Stored entries:
**********

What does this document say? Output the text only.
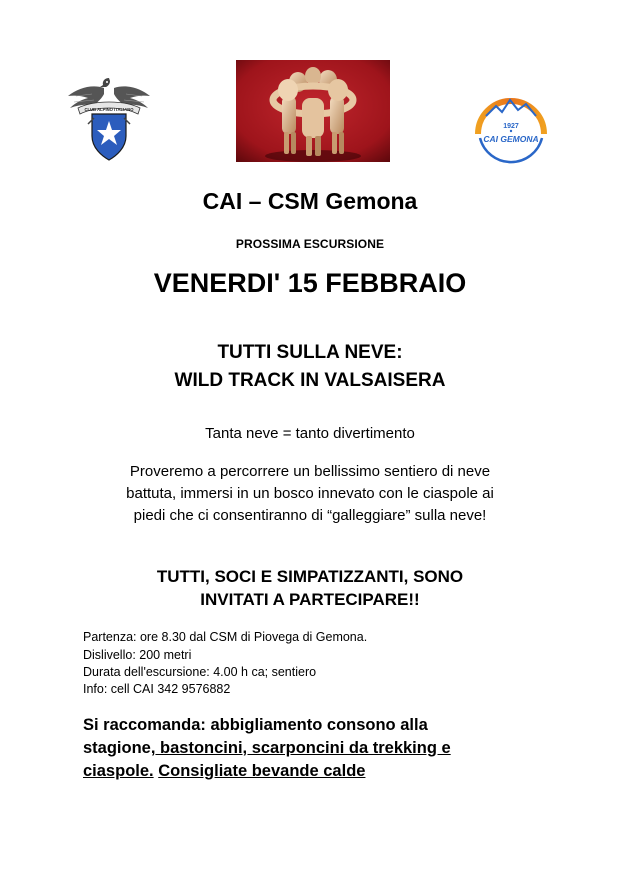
CLUB ALPINO ITALIANO
1927
CAI GEMONA
CAI – CSM Gemona
PROSSIMA ESCURSIONE
VENERDI' 15 FEBBRAIO
TUTTI SULLA NEVE:
WILD TRACK IN VALSAISERA
Tanta neve = tanto divertimento
Proveremo a percorrere un bellissimo sentiero di neve
battuta, immersi in un bosco innevato con le ciaspole ai
piedi che ci consentiranno di “galleggiare” sulla neve!
TUTTI, SOCI E SIMPATIZZANTI, SONO
INVITATI A PARTECIPARE!!
Partenza: ore 8.30 dal CSM di Piovega di Gemona.
Dislivello: 200 metri
Durata dell'escursione: 4.00 h ca; sentiero
Info: cell CAI 342 9576882
Si raccomanda: abbigliamento consono alla
stagione, bastoncini, scarponcini da trekking e
ciaspole. Consigliate bevande calde
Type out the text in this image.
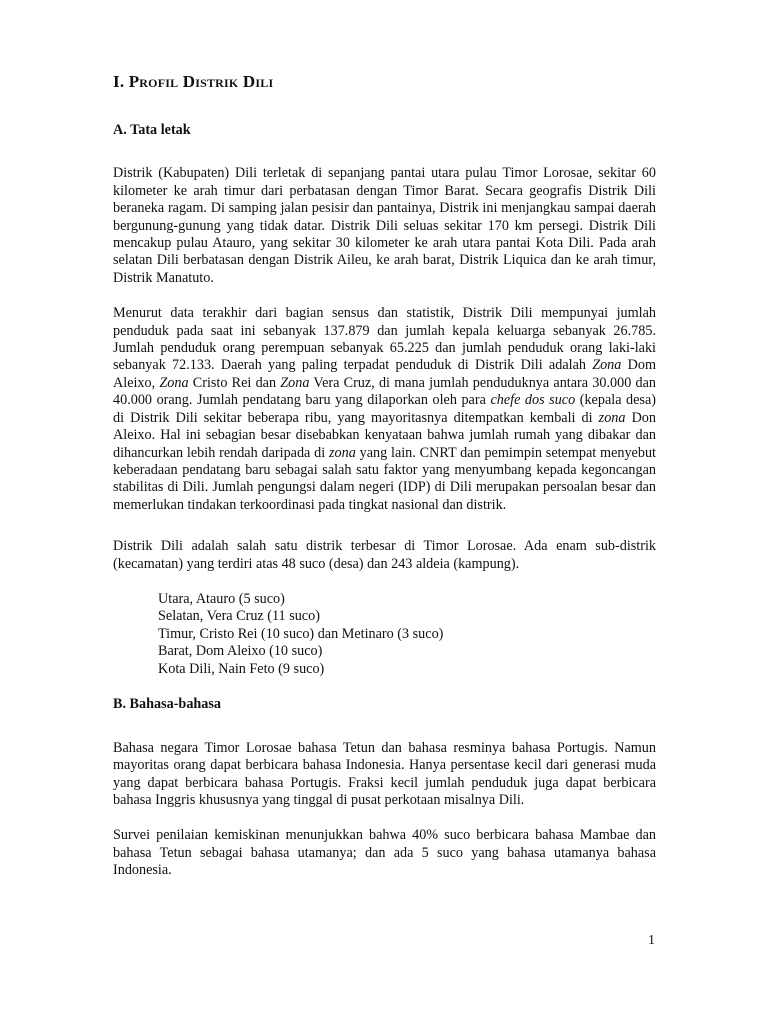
I. Profil Distrik Dili
A. Tata letak

Distrik (Kabupaten) Dili terletak di sepanjang pantai utara pulau Timor Lorosae, sekitar 60 kilometer ke arah timur dari perbatasan dengan Timor Barat. Secara geografis Distrik Dili beraneka ragam. Di samping jalan pesisir dan pantainya, Distrik ini menjangkau sampai daerah bergunung-gunung yang tidak datar. Distrik Dili seluas sekitar 170 km persegi. Distrik Dili mencakup pulau Atauro, yang sekitar 30 kilometer ke arah utara pantai Kota Dili. Pada arah selatan Dili berbatasan dengan Distrik Aileu, ke arah barat, Distrik Liquica dan ke arah timur, Distrik Manatuto.

Menurut data terakhir dari bagian sensus dan statistik, Distrik Dili mempunyai jumlah penduduk pada saat ini sebanyak 137.879 dan jumlah kepala keluarga sebanyak 26.785. Jumlah penduduk orang perempuan sebanyak 65.225 dan jumlah penduduk orang laki-laki sebanyak 72.133. Daerah yang paling terpadat penduduk di Distrik Dili adalah Zona Dom Aleixo, Zona Cristo Rei dan Zona Vera Cruz, di mana jumlah penduduknya antara 30.000 dan 40.000 orang. Jumlah pendatang baru yang dilaporkan oleh para chefe dos suco (kepala desa) di Distrik Dili sekitar beberapa ribu, yang mayoritasnya ditempatkan kembali di zona Don Aleixo. Hal ini sebagian besar disebabkan kenyataan bahwa jumlah rumah yang dibakar dan dihancurkan lebih rendah daripada di zona yang lain. CNRT dan pemimpin setempat menyebut keberadaan pendatang baru sebagai salah satu faktor yang menyumbang kepada kegoncangan stabilitas di Dili. Jumlah pengungsi dalam negeri (IDP) di Dili merupakan persoalan besar dan memerlukan tindakan terkoordinasi pada tingkat nasional dan distrik.

Distrik Dili adalah salah satu distrik terbesar di Timor Lorosae. Ada enam sub-distrik (kecamatan) yang terdiri atas 48 suco (desa) dan 243 aldeia (kampung).

Utara, Atauro (5 suco)
Selatan, Vera Cruz (11 suco)
Timur, Cristo Rei (10 suco) dan Metinaro (3 suco)
Barat, Dom Aleixo (10 suco)
Kota Dili, Nain Feto (9 suco)
B. Bahasa-bahasa

Bahasa negara Timor Lorosae bahasa Tetun dan bahasa resminya bahasa Portugis. Namun mayoritas orang dapat berbicara bahasa Indonesia. Hanya persentase kecil dari generasi muda yang dapat berbicara bahasa Portugis. Fraksi kecil jumlah penduduk juga dapat berbicara bahasa Inggris khususnya yang tinggal di pusat perkotaan misalnya Dili.

Survei penilaian kemiskinan menunjukkan bahwa 40% suco berbicara bahasa Mambae dan bahasa Tetun sebagai bahasa utamanya; dan ada 5 suco yang bahasa utamanya bahasa Indonesia.

1
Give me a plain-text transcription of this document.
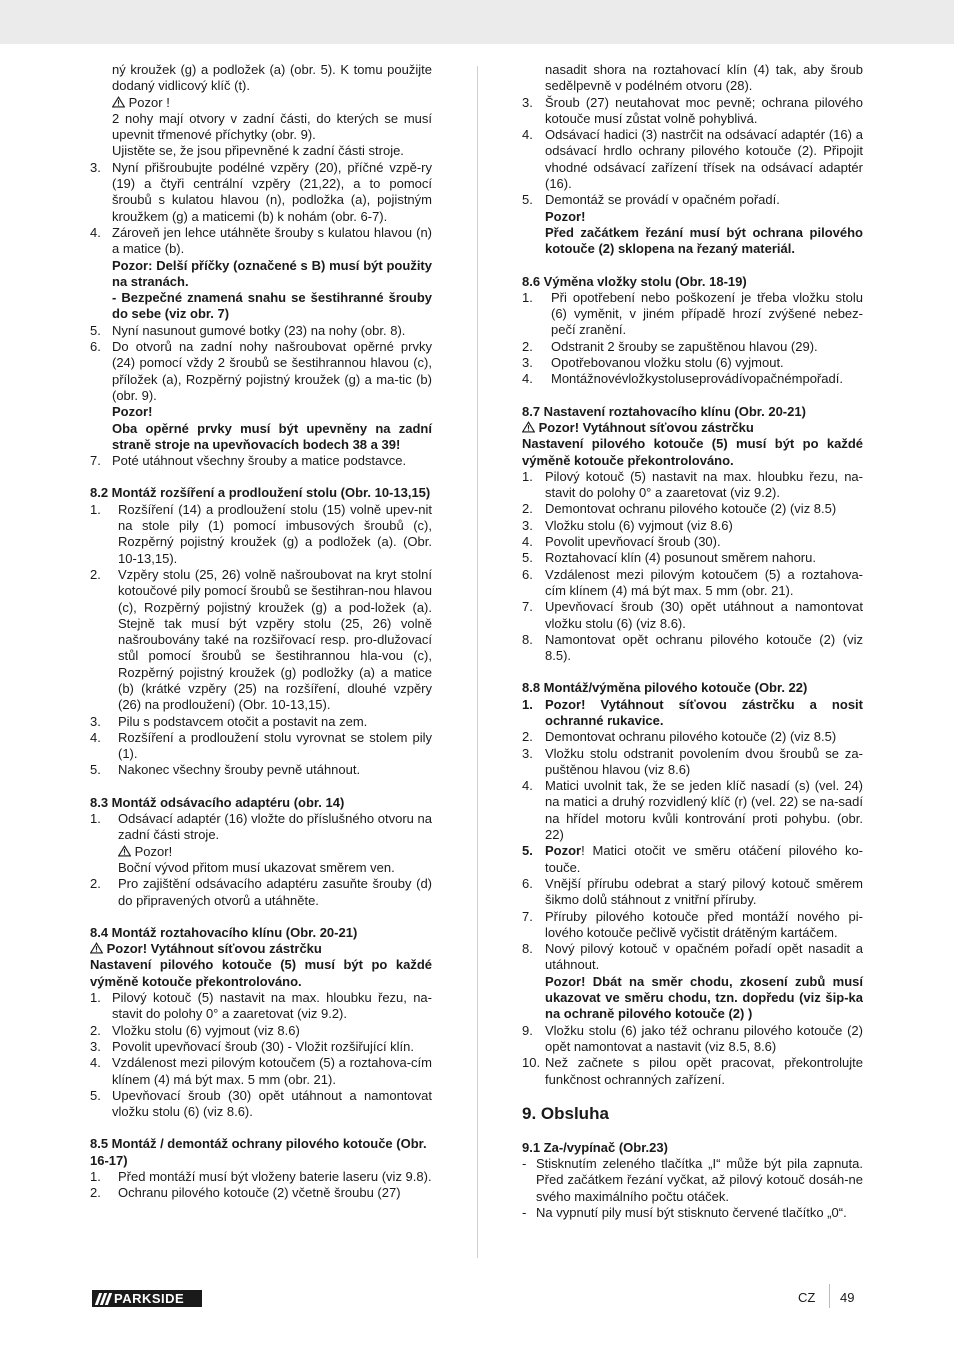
ný kroužek (g) a podložek (a) (obr. 5). K tomu použijte dodaný vidlicový klíč (t).
Pozor !
2 nohy mají otvory v zadní části, do kterých se musí upevnit třmenové příchytky (obr. 9).
Ujistěte se, že jsou připevněné k zadní části stroje.
3. Nyní přišroubujte podélné vzpěry (20), příčné vzpě-ry (19) a čtyři centrální vzpěry (21,22), a to pomocí šroubů s kulatou hlavou (n), podložka (a), pojistným kroužkem (g) a maticemi (b) k nohám (obr. 6-7).
4. Zároveň jen lehce utáhněte šrouby s kulatou hlavou (n) a matice (b).
Pozor: Delší příčky (označené s B) musí být použity na stranách.
- Bezpečné znamená snahu se šestihranné šrouby do sebe (viz obr. 7)
5. Nyní nasunout gumové botky (23) na nohy (obr. 8).
6. Do otvorů na zadní nohy našroubovat opěrné prvky (24) pomocí vždy 2 šroubů se šestihrannou hlavou (c), příložek (a), Rozpěrný pojistný kroužek (g) a ma-tic (b) (obr. 9).
Pozor!
Oba opěrné prvky musí být upevněny na zadní straně stroje na upevňovacích bodech 38 a 39!
7. Poté utáhnout všechny šrouby a matice podstavce.
8.2 Montáž rozšíření a prodloužení stolu (Obr. 10-13,15)
1.	Rozšíření (14) a prodloužení stolu (15) volně upev-nit na stole pily (1) pomocí imbusových šroubů (c), Rozpěrný pojistný kroužek (g) a podložek (a). (Obr. 10-13,15).
2.	Vzpěry stolu (25, 26) volně našroubovat na kryt stolní kotoučové pily pomocí šroubů se šestihran-nou hlavou (c), Rozpěrný pojistný kroužek (g) a pod-ložek (a). Stejně tak musí být vzpěry stolu (25, 26) volně našroubovány také na rozšiřovací resp. pro-dlužovací stůl pomocí šroubů se šestihrannou hla-vou (c), Rozpěrný pojistný kroužek (g) podložky (a) a matice (b) (krátké vzpěry (25) na rozšíření, dlouhé vzpěry (26) na prodloužení) (Obr. 10-13,15).
3.	Pilu s podstavcem otočit a postavit na zem.
4.	Rozšíření a prodloužení stolu vyrovnat se stolem pily (1).
5.	Nakonec všechny šrouby pevně utáhnout.
8.3 Montáž odsávacího adaptéru (obr. 14)
1.	Odsávací adaptér (16) vložte do příslušného otvoru na zadní části stroje.
Pozor!
Boční vývod přitom musí ukazovat směrem ven.
2.	Pro zajištění odsávacího adaptéru zasuňte šrouby (d) do připravených otvorů a utáhněte.
8.4 Montáž roztahovacího klínu (Obr. 20-21)
Pozor! Vytáhnout síťovou zástrčku
Nastavení pilového kotouče (5) musí být po každé výměně kotouče překontrolováno.
1. Pilový kotouč (5) nastavit na max. hloubku řezu, na-stavit do polohy 0° a zaaretovat (viz 9.2).
2. Vložku stolu (6) vyjmout (viz 8.6)
3. Povolit upevňovací šroub (30) - Vložit rozšiřující klín.
4. Vzdálenost mezi pilovým kotoučem (5) a roztahova-cím klínem (4) má být max. 5 mm (obr. 21).
5. Upevňovací šroub (30) opět utáhnout a namontovat vložku stolu (6) (viz 8.6).
8.5 Montáž / demontáž ochrany pilového kotouče (Obr. 16-17)
1.	Před montáží musí být vloženy baterie laseru (viz 9.8).
2.	Ochranu pilového kotouče (2) včetně šroubu (27)
nasadit shora na roztahovací klín (4) tak, aby šroub sedělpevně v podélném otvoru (28).
3. Šroub (27) neutahovat moc pevně; ochrana pilového kotouče musí zůstat volně pohyblivá.
4. Odsávací hadici (3) nastrčit na odsávací adaptér (16) a odsávací hrdlo ochrany pilového kotouče (2). Připojit vhodné odsávací zařízení třísek na odsávací adaptér (16).
5. Demontáž se provádí v opačném pořadí.
Pozor!
Před začátkem řezání musí být ochrana pilového kotouče (2) sklopena na řezaný materiál.
8.6 Výměna vložky stolu (Obr. 18-19)
1.	Při opotřebení nebo poškození je třeba vložku stolu (6) vyměnit, v jiném případě hrozí zvýšené nebez-pečí zranění.
2.	Odstranit 2 šrouby se zapuštěnou hlavou (29).
3.	Opotřebovanou vložku stolu (6) vyjmout.
4.	Montážnovévložkystoluseprovádívopačnémpořadí.
8.7 Nastavení roztahovacího klínu (Obr. 20-21)
Pozor! Vytáhnout síťovou zástrčku
Nastavení pilového kotouče (5) musí být po každé výměně kotouče překontrolováno.
1. Pilový kotouč (5) nastavit na max. hloubku řezu, na-stavit do polohy 0° a zaaretovat (viz 9.2).
2. Demontovat ochranu pilového kotouče (2) (viz 8.5)
3. Vložku stolu (6) vyjmout (viz 8.6)
4. Povolit upevňovací šroub (30).
5. Roztahovací klín (4) posunout směrem nahoru.
6. Vzdálenost mezi pilovým kotoučem (5) a roztahova-cím klínem (4) má být max. 5 mm (obr. 21).
7. Upevňovací šroub (30) opět utáhnout a namontovat vložku stolu (6) (viz 8.6).
8. Namontovat opět ochranu pilového kotouče (2) (viz 8.5).
8.8 Montáž/výměna pilového kotouče (Obr. 22)
1. Pozor! Vytáhnout síťovou zástrčku a nosit ochranné rukavice.
2. Demontovat ochranu pilového kotouče (2) (viz 8.5)
3. Vložku stolu odstranit povolením dvou šroubů se za-puštěnou hlavou (viz 8.6)
4. Matici uvolnit tak, že se jeden klíč nasadí (s) (vel. 24) na matici a druhý rozvidlený klíč (r) (vel. 22) se na-sadí na hřídel motoru kvůli kontrování proti pohybu. (obr. 22)
5. Pozor! Matici otočit ve směru otáčení pilového ko-touče.
6. Vnější přírubu odebrat a starý pilový kotouč směrem šikmo dolů stáhnout z vnitřní příruby.
7. Příruby pilového kotouče před montáží nového pi-lového kotouče pečlivě vyčistit drátěným kartáčem.
8. Nový pilový kotouč v opačném pořadí opět nasadit a utáhnout.
Pozor! Dbát na směr chodu, zkosení zubů musí ukazovat ve směru chodu, tzn. dopředu (viz šip-ka na ochraně pilového kotouče (2) )
9. Vložku stolu (6) jako též ochranu pilového kotouče (2) opět namontovat a nastavit (viz 8.5, 8.6)
10. Než začnete s pilou opět pracovat, překontrolujte funkčnost ochranných zařízení.
9. Obsluha
9.1 Za-/vypínač (Obr.23)
- Stisknutím zeleného tlačítka „I“ může být pila zapnuta. Před začátkem řezání vyčkat, až pilový kotouč dosáh-ne svého maximálního počtu otáček.
- Na vypnutí pily musí být stisknuto červené tlačítko „0“.
PARKSIDE	CZ 49
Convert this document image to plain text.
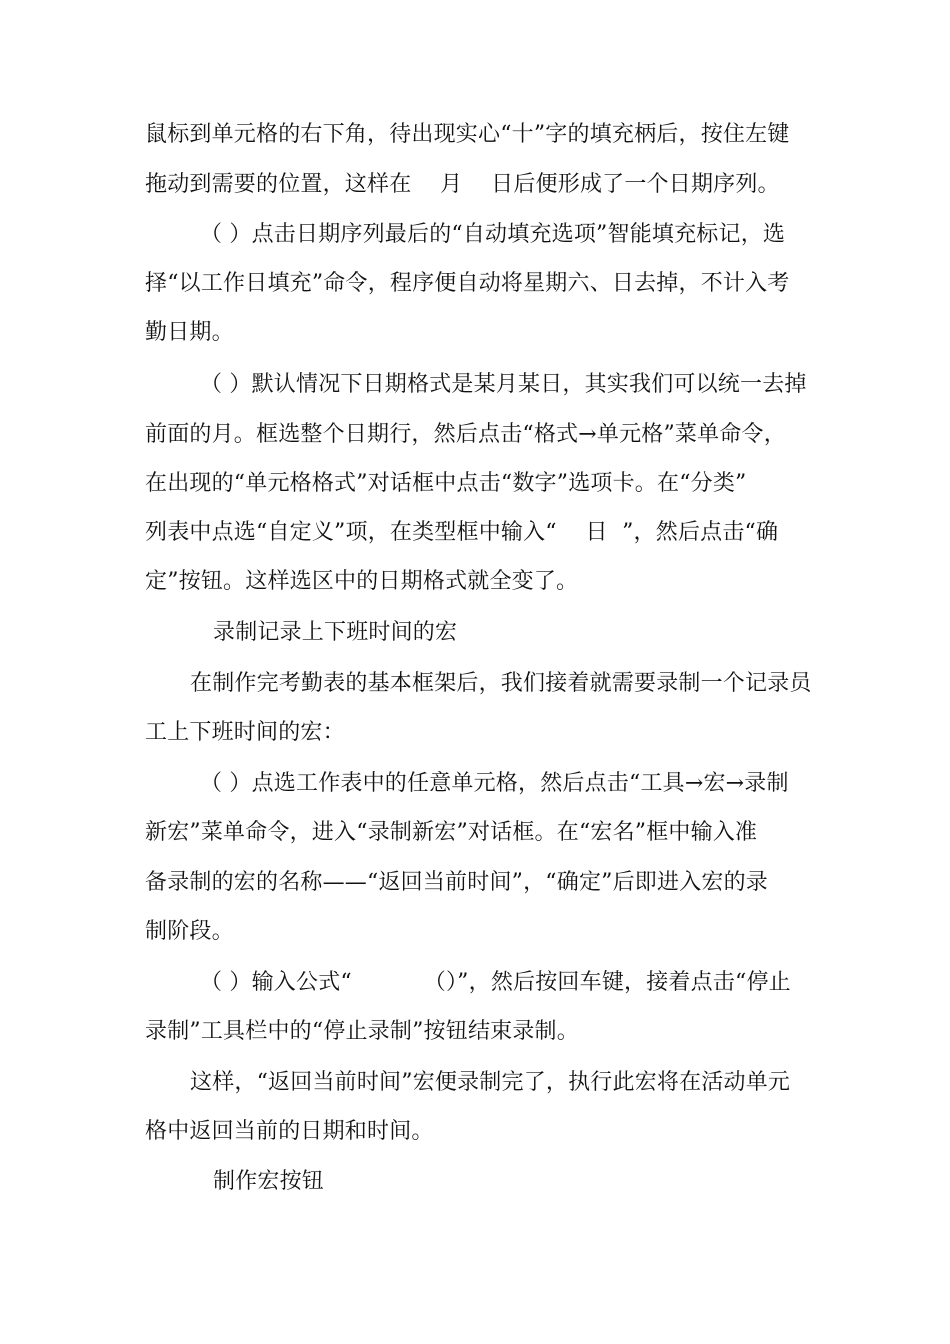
鼠标到单元格的右下角，待出现实心“十”字的填充柄后，按住左键
拖动到需要的位置，这样在    月    日后便形成了一个日期序列。
（ ）点击日期序列最后的“自动填充选项”智能填充标记，选
择“以工作日填充”命令，程序便自动将星期六、日去掉，不计入考
勤日期。
（ ）默认情况下日期格式是某月某日，其实我们可以统一去掉
前面的月。框选整个日期行，然后点击“格式→单元格”菜单命令，
在出现的“单元格格式”对话框中点击“数字”选项卡。在“分类”
列表中点选“自定义”项，在类型框中输入“    日  ”，然后点击“确
定”按钮。这样选区中的日期格式就全变了。
录制记录上下班时间的宏
在制作完考勤表的基本框架后，我们接着就需要录制一个记录员
工上下班时间的宏：
（ ）点选工作表中的任意单元格，然后点击“工具→宏→录制
新宏”菜单命令，进入“录制新宏”对话框。在“宏名”框中输入准
备录制的宏的名称——“返回当前时间”，“确定”后即进入宏的录
制阶段。
（ ）输入公式“          （）”，然后按回车键，接着点击“停止
录制”工具栏中的“停止录制”按钮结束录制。
这样，“返回当前时间”宏便录制完了，执行此宏将在活动单元
格中返回当前的日期和时间。
制作宏按钮
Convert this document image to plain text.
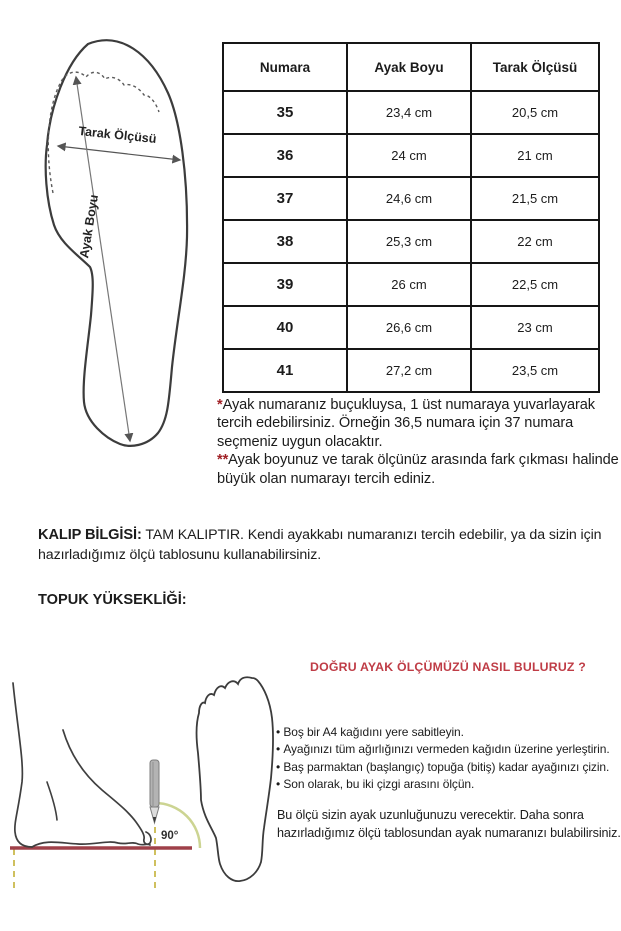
Tarak Ölçüsü
Ayak Boyu
Numara	Ayak Boyu	Tarak Ölçüsü
35	23,4 cm	20,5 cm
36	24 cm	21 cm
37	24,6 cm	21,5 cm
38	25,3 cm	22 cm
39	26 cm	22,5 cm
40	26,6 cm	23 cm
41	27,2 cm	23,5 cm

*Ayak numaranız buçukluysa, 1 üst numaraya yuvarlayarak tercih edebilirsiniz. Örneğin 36,5 numara için 37 numara seçmeniz uygun olacaktır.

**Ayak boyunuz ve tarak ölçünüz arasında fark çıkması halinde büyük olan numarayı tercih ediniz.

KALIP BİLGİSİ: TAM KALIPTIR. Kendi ayakkabı numaranızı tercih edebilir, ya da sizin için hazırladığımız ölçü tablosunu kullanabilirsiniz.

TOPUK YÜKSEKLİĞİ:

DOĞRU AYAK ÖLÇÜMÜZÜ NASIL BULURUZ ?
90°
• Boş bir A4 kağıdını yere sabitleyin.
• Ayağınızı tüm ağırlığınızı vermeden kağıdın üzerine yerleştirin.
• Baş parmaktan (başlangıç) topuğa (bitiş) kadar ayağınızı çizin.
• Son olarak, bu iki çizgi arasını ölçün.

Bu ölçü sizin ayak uzunluğunuzu verecektir. Daha sonra hazırladığımız ölçü tablosundan ayak numaranızı bulabilirsiniz.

**********

Task to complete
In the entries above, count each line holding "然后点击" and report the total and nothing more.

Solved problem
3